= PROBLEM REQUIREMENTS =
Copy out every line that contains "icon".

Items from a dataset:
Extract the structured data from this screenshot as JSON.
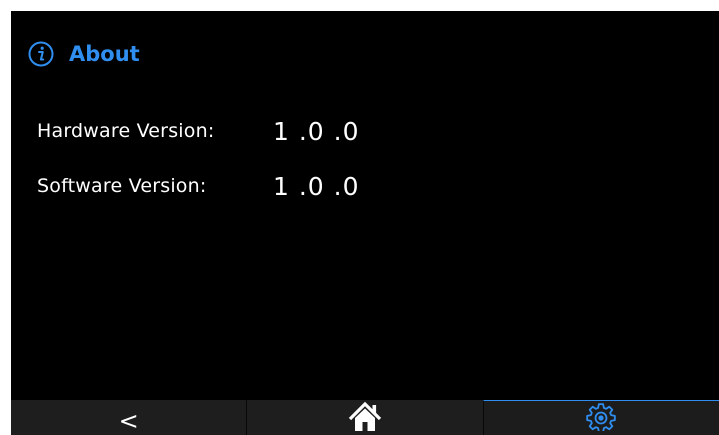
{
  "header": {
    "title": "About",
    "icon": "info-icon",
    "accent_color": "#2f8ef0"
  },
  "versions": [
    {
      "label": "Hardware Version:",
      "value": "1 .0 .0"
    },
    {
      "label": "Software Version:",
      "value": "1 .0 .0"
    }
  ],
  "navbar": {
    "back_label": "<",
    "home_icon": "home-icon",
    "settings_icon": "gear-icon",
    "active": "settings"
  }
}
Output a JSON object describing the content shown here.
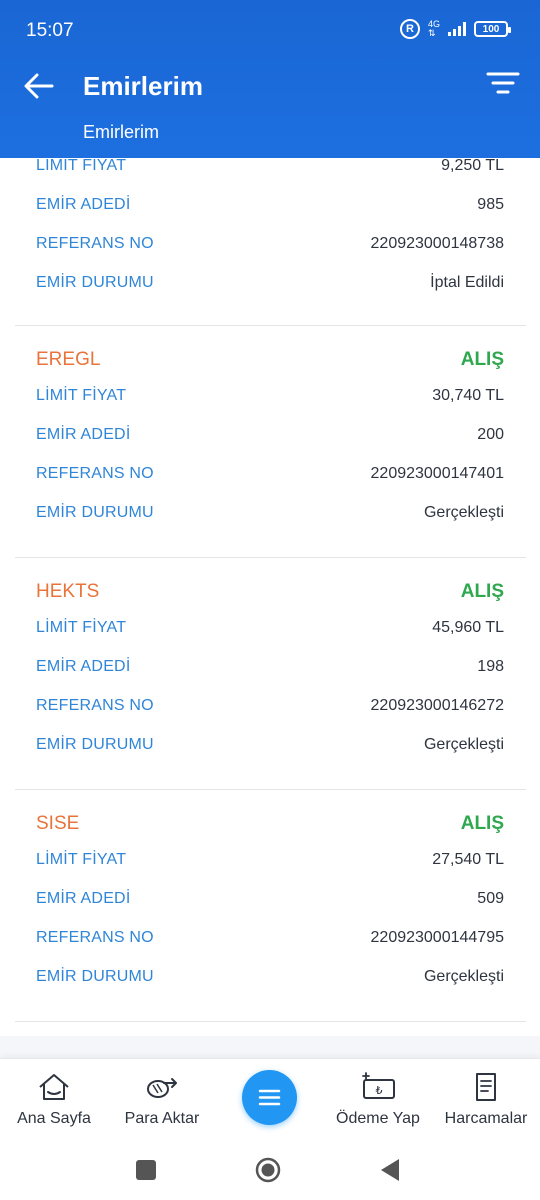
{
  "status": {
    "time": "15:07",
    "network": "4G",
    "battery": "100",
    "r_badge": "R"
  },
  "header": {
    "title": "Emirlerim",
    "subtitle": "Emirlerim"
  },
  "partial_order": {
    "rows": [
      {
        "label": "LİMİT FİYAT",
        "value": "9,250 TL"
      },
      {
        "label": "EMİR ADEDİ",
        "value": "985"
      },
      {
        "label": "REFERANS NO",
        "value": "220923000148738"
      },
      {
        "label": "EMİR DURUMU",
        "value": "İptal Edildi"
      }
    ]
  },
  "orders": [
    {
      "symbol": "EREGL",
      "side": "ALIŞ",
      "rows": [
        {
          "label": "LİMİT FİYAT",
          "value": "30,740 TL"
        },
        {
          "label": "EMİR ADEDİ",
          "value": "200"
        },
        {
          "label": "REFERANS NO",
          "value": "220923000147401"
        },
        {
          "label": "EMİR DURUMU",
          "value": "Gerçekleşti"
        }
      ]
    },
    {
      "symbol": "HEKTS",
      "side": "ALIŞ",
      "rows": [
        {
          "label": "LİMİT FİYAT",
          "value": "45,960 TL"
        },
        {
          "label": "EMİR ADEDİ",
          "value": "198"
        },
        {
          "label": "REFERANS NO",
          "value": "220923000146272"
        },
        {
          "label": "EMİR DURUMU",
          "value": "Gerçekleşti"
        }
      ]
    },
    {
      "symbol": "SISE",
      "side": "ALIŞ",
      "rows": [
        {
          "label": "LİMİT FİYAT",
          "value": "27,540 TL"
        },
        {
          "label": "EMİR ADEDİ",
          "value": "509"
        },
        {
          "label": "REFERANS NO",
          "value": "220923000144795"
        },
        {
          "label": "EMİR DURUMU",
          "value": "Gerçekleşti"
        }
      ]
    }
  ],
  "bottom_nav": {
    "items": [
      {
        "label": "Ana Sayfa",
        "icon": "home-icon"
      },
      {
        "label": "Para Aktar",
        "icon": "money-transfer-icon"
      },
      {
        "label": "",
        "icon": "menu-icon"
      },
      {
        "label": "Ödeme Yap",
        "icon": "payment-icon"
      },
      {
        "label": "Harcamalar",
        "icon": "receipt-icon"
      }
    ]
  },
  "colors": {
    "header": "#1a66d4",
    "label": "#2f86d8",
    "symbol": "#e8743b",
    "buy": "#2fa84f",
    "center_button": "#2196f3"
  }
}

= TASK SOLUTION =
    "icon": "info-icon",
    "home_icon": "home-icon",
    "settings_icon": "gear-icon",
        "icon": "home-icon"
        "icon": "money-transfer-icon"
        "icon": "menu-icon"
        "icon": "payment-icon"
        "icon": "receipt-icon"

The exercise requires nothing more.